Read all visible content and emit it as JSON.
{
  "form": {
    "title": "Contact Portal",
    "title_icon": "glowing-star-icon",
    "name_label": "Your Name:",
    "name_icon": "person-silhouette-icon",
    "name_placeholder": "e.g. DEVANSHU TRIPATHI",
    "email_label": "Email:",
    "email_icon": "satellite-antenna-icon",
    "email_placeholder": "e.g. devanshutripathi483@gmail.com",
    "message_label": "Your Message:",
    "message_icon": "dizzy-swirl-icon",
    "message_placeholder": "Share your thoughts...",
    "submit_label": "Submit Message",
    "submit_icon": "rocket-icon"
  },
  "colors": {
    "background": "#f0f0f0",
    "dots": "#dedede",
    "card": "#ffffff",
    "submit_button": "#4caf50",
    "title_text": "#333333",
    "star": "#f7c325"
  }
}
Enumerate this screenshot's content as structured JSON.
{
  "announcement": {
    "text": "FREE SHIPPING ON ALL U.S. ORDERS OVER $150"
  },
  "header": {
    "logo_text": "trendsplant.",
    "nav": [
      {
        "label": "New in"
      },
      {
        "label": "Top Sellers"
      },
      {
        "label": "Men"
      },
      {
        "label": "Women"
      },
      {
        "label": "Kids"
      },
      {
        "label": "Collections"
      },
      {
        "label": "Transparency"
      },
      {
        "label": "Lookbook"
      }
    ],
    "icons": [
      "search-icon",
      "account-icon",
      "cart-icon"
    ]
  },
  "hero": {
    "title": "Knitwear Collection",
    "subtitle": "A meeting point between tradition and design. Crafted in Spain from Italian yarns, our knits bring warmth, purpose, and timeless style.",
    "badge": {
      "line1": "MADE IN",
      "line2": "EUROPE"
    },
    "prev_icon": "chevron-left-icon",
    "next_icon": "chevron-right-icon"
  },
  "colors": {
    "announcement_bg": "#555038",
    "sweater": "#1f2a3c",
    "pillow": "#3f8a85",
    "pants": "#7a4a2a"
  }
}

# Set problem
Quote all of the entries verbatim.

# Full response
Read all visible content and emit it as JSON.
{
  "form": {
    "title": "Contact Portal",
    "title_icon": "glowing-star-icon",
    "name_label": "Your Name:",
    "name_icon": "person-silhouette-icon",
    "name_placeholder": "e.g. DEVANSHU TRIPATHI",
    "email_label": "Email:",
    "email_icon": "satellite-antenna-icon",
    "email_placeholder": "e.g. devanshutripathi483@gmail.com",
    "message_label": "Your Message:",
    "message_icon": "dizzy-swirl-icon",
    "message_placeholder": "Share your thoughts...",
    "submit_label": "Submit Message",
    "submit_icon": "rocket-icon"
  },
  "colors": {
    "background": "#f0f0f0",
    "dots": "#dedede",
    "card": "#ffffff",
    "submit_button": "#4caf50",
    "title_text": "#333333",
    "star": "#f7c325"
  }
}
Enumerate this screenshot's content as structured JSON.
{
  "announcement": {
    "text": "FREE SHIPPING ON ALL U.S. ORDERS OVER $150"
  },
  "header": {
    "logo_text": "trendsplant.",
    "nav": [
      {
        "label": "New in"
      },
      {
        "label": "Top Sellers"
      },
      {
        "label": "Men"
      },
      {
        "label": "Women"
      },
      {
        "label": "Kids"
      },
      {
        "label": "Collections"
      },
      {
        "label": "Transparency"
      },
      {
        "label": "Lookbook"
      }
    ],
    "icons": [
      "search-icon",
      "account-icon",
      "cart-icon"
    ]
  },
  "hero": {
    "title": "Knitwear Collection",
    "subtitle": "A meeting point between tradition and design. Crafted in Spain from Italian yarns, our knits bring warmth, purpose, and timeless style.",
    "badge": {
      "line1": "MADE IN",
      "line2": "EUROPE"
    },
    "prev_icon": "chevron-left-icon",
    "next_icon": "chevron-right-icon"
  },
  "colors": {
    "announcement_bg": "#555038",
    "sweater": "#1f2a3c",
    "pillow": "#3f8a85",
    "pants": "#7a4a2a"
  }
}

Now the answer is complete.